Given instruction:
Reproduce every line of the entries below verbatim, but omit the pictures from your answer.

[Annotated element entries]
---

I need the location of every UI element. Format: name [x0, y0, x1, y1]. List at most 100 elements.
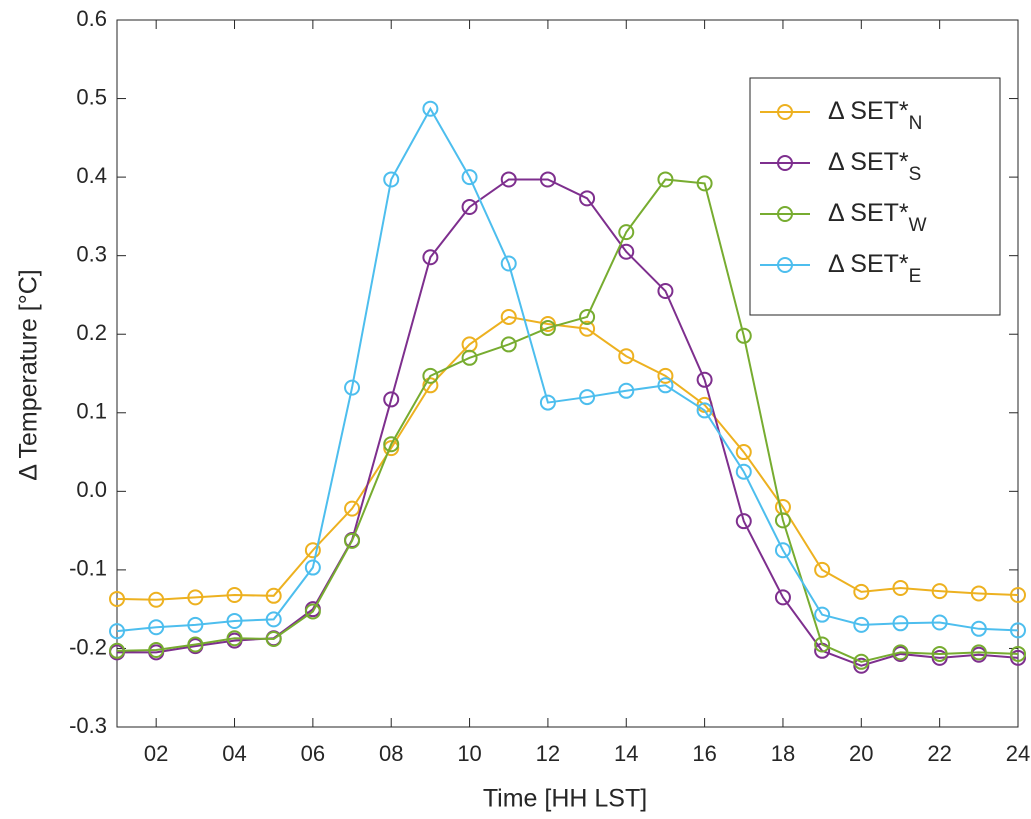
marker [226, 612, 243, 629]
marker [148, 591, 165, 608]
y-tick-label: 0.3 [76, 241, 107, 266]
y-tick-label: 0.6 [76, 6, 107, 31]
marker [892, 644, 909, 661]
x-tick-label: 22 [927, 741, 951, 766]
marker [226, 630, 243, 647]
marker [383, 171, 400, 188]
marker [539, 171, 556, 188]
marker [696, 175, 713, 192]
marker [735, 513, 752, 530]
y-tick-label: 0.2 [76, 320, 107, 345]
x-tick-label: 12 [536, 741, 560, 766]
legend-box [749, 77, 1001, 316]
marker [1010, 645, 1026, 662]
marker [774, 589, 791, 606]
marker [579, 320, 596, 337]
marker [931, 614, 948, 631]
legend-label: Δ SET*E [828, 250, 921, 287]
marker [500, 336, 517, 353]
marker [657, 283, 674, 300]
marker [931, 583, 948, 600]
marker [265, 611, 282, 628]
marker [265, 631, 282, 648]
y-axis-label: Δ Temperature [°C] [15, 269, 43, 481]
marker [853, 657, 870, 674]
y-tick-label: -0.3 [69, 713, 107, 738]
marker [657, 367, 674, 384]
y-tick-label: -0.2 [69, 634, 107, 659]
x-tick-label: 18 [771, 741, 795, 766]
marker [853, 583, 870, 600]
marker [931, 645, 948, 662]
legend-marker [777, 257, 793, 273]
x-tick-label: 24 [1006, 741, 1030, 766]
marker [187, 636, 204, 653]
marker [657, 377, 674, 394]
legend-label: Δ SET*W [828, 199, 927, 236]
marker [618, 224, 635, 241]
marker [892, 615, 909, 632]
marker [1010, 587, 1026, 604]
marker [422, 249, 439, 266]
marker [304, 542, 321, 559]
marker [539, 394, 556, 411]
marker [148, 619, 165, 636]
marker [892, 579, 909, 596]
marker [774, 542, 791, 559]
marker [422, 100, 439, 117]
marker [109, 642, 125, 659]
marker [109, 590, 125, 607]
marker [735, 327, 752, 344]
x-tick-label: 16 [692, 741, 716, 766]
x-tick-label: 06 [301, 741, 325, 766]
marker [500, 171, 517, 188]
x-tick-label: 02 [144, 741, 168, 766]
marker [1010, 622, 1026, 639]
marker [931, 649, 948, 666]
marker [539, 316, 556, 333]
x-tick-label: 14 [614, 741, 638, 766]
marker [618, 382, 635, 399]
marker [304, 603, 321, 620]
marker [187, 589, 204, 606]
x-tick-label: 08 [379, 741, 403, 766]
x-tick-label: 20 [849, 741, 873, 766]
marker [109, 623, 125, 640]
marker [539, 319, 556, 336]
marker [500, 308, 517, 325]
x-tick-label: 10 [457, 741, 481, 766]
legend-marker [777, 155, 793, 171]
marker [814, 606, 831, 623]
marker [383, 436, 400, 453]
marker [383, 440, 400, 457]
marker [696, 402, 713, 419]
y-tick-label: 0.0 [76, 477, 107, 502]
marker [657, 171, 674, 188]
marker [853, 616, 870, 633]
legend-marker [777, 206, 793, 222]
y-tick-label: 0.4 [76, 163, 107, 188]
marker [853, 653, 870, 670]
marker [579, 190, 596, 207]
marker [618, 243, 635, 260]
marker [618, 348, 635, 365]
marker [814, 636, 831, 653]
marker [500, 255, 517, 272]
marker [344, 379, 361, 396]
marker [344, 532, 361, 549]
marker [344, 500, 361, 517]
marker [422, 367, 439, 384]
marker [226, 587, 243, 604]
marker [265, 587, 282, 604]
marker [461, 169, 478, 186]
marker [970, 585, 987, 602]
marker [970, 644, 987, 661]
marker [148, 642, 165, 659]
marker [187, 616, 204, 633]
legend-marker [777, 104, 793, 120]
marker [735, 463, 752, 480]
y-tick-label: 0.5 [76, 84, 107, 109]
legend-label: Δ SET*S [828, 148, 921, 185]
marker [579, 389, 596, 406]
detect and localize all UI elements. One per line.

---

Solution to this task:
I need the location of every UI element. Format: name [x0, y0, x1, y1]. List at most 100 elements.
marker [226, 612, 243, 629]
marker [148, 591, 165, 608]
y-tick-label: 0.3 [76, 241, 107, 266]
y-tick-label: 0.6 [76, 6, 107, 31]
marker [892, 644, 909, 661]
x-tick-label: 22 [927, 741, 951, 766]
marker [226, 630, 243, 647]
marker [383, 171, 400, 188]
marker [539, 171, 556, 188]
marker [696, 175, 713, 192]
marker [735, 513, 752, 530]
y-tick-label: 0.2 [76, 320, 107, 345]
x-tick-label: 12 [536, 741, 560, 766]
legend-box [749, 77, 1001, 316]
marker [1010, 645, 1026, 662]
marker [774, 589, 791, 606]
marker [579, 320, 596, 337]
marker [931, 614, 948, 631]
legend-label: Δ SET*E [828, 250, 921, 287]
marker [500, 336, 517, 353]
marker [657, 283, 674, 300]
marker [931, 583, 948, 600]
marker [265, 611, 282, 628]
marker [265, 631, 282, 648]
y-axis-label: Δ Temperature [°C] [15, 269, 43, 481]
marker [853, 657, 870, 674]
y-tick-label: -0.3 [69, 713, 107, 738]
marker [657, 367, 674, 384]
y-tick-label: -0.2 [69, 634, 107, 659]
x-tick-label: 18 [771, 741, 795, 766]
marker [853, 583, 870, 600]
marker [931, 645, 948, 662]
legend-marker [777, 257, 793, 273]
x-tick-label: 24 [1006, 741, 1030, 766]
marker [187, 636, 204, 653]
marker [657, 377, 674, 394]
legend-label: Δ SET*W [828, 199, 927, 236]
marker [618, 224, 635, 241]
marker [892, 615, 909, 632]
marker [1010, 587, 1026, 604]
marker [422, 249, 439, 266]
marker [304, 542, 321, 559]
marker [539, 394, 556, 411]
marker [148, 619, 165, 636]
marker [892, 579, 909, 596]
marker [774, 542, 791, 559]
marker [422, 100, 439, 117]
marker [109, 642, 125, 659]
marker [109, 590, 125, 607]
marker [735, 327, 752, 344]
x-tick-label: 16 [692, 741, 716, 766]
x-tick-label: 06 [301, 741, 325, 766]
marker [500, 171, 517, 188]
x-tick-label: 02 [144, 741, 168, 766]
marker [1010, 622, 1026, 639]
marker [931, 649, 948, 666]
marker [539, 316, 556, 333]
x-tick-label: 14 [614, 741, 638, 766]
marker [618, 382, 635, 399]
marker [304, 603, 321, 620]
marker [187, 589, 204, 606]
x-tick-label: 08 [379, 741, 403, 766]
x-tick-label: 20 [849, 741, 873, 766]
marker [109, 623, 125, 640]
marker [539, 319, 556, 336]
marker [500, 308, 517, 325]
x-tick-label: 10 [457, 741, 481, 766]
legend-marker [777, 155, 793, 171]
marker [814, 606, 831, 623]
marker [383, 436, 400, 453]
marker [383, 440, 400, 457]
marker [696, 402, 713, 419]
y-tick-label: 0.0 [76, 477, 107, 502]
marker [657, 171, 674, 188]
marker [853, 616, 870, 633]
legend-marker [777, 206, 793, 222]
y-tick-label: 0.4 [76, 163, 107, 188]
marker [853, 653, 870, 670]
marker [579, 190, 596, 207]
marker [618, 243, 635, 260]
marker [618, 348, 635, 365]
marker [814, 636, 831, 653]
marker [500, 255, 517, 272]
marker [344, 379, 361, 396]
marker [344, 532, 361, 549]
marker [344, 500, 361, 517]
marker [422, 367, 439, 384]
marker [226, 587, 243, 604]
marker [265, 587, 282, 604]
marker [461, 169, 478, 186]
marker [970, 585, 987, 602]
marker [970, 644, 987, 661]
marker [148, 642, 165, 659]
marker [187, 616, 204, 633]
legend-marker [777, 104, 793, 120]
marker [735, 463, 752, 480]
y-tick-label: 0.5 [76, 84, 107, 109]
legend-label: Δ SET*S [828, 148, 921, 185]
marker [579, 389, 596, 406]
detect and localize all UI elements. One per line.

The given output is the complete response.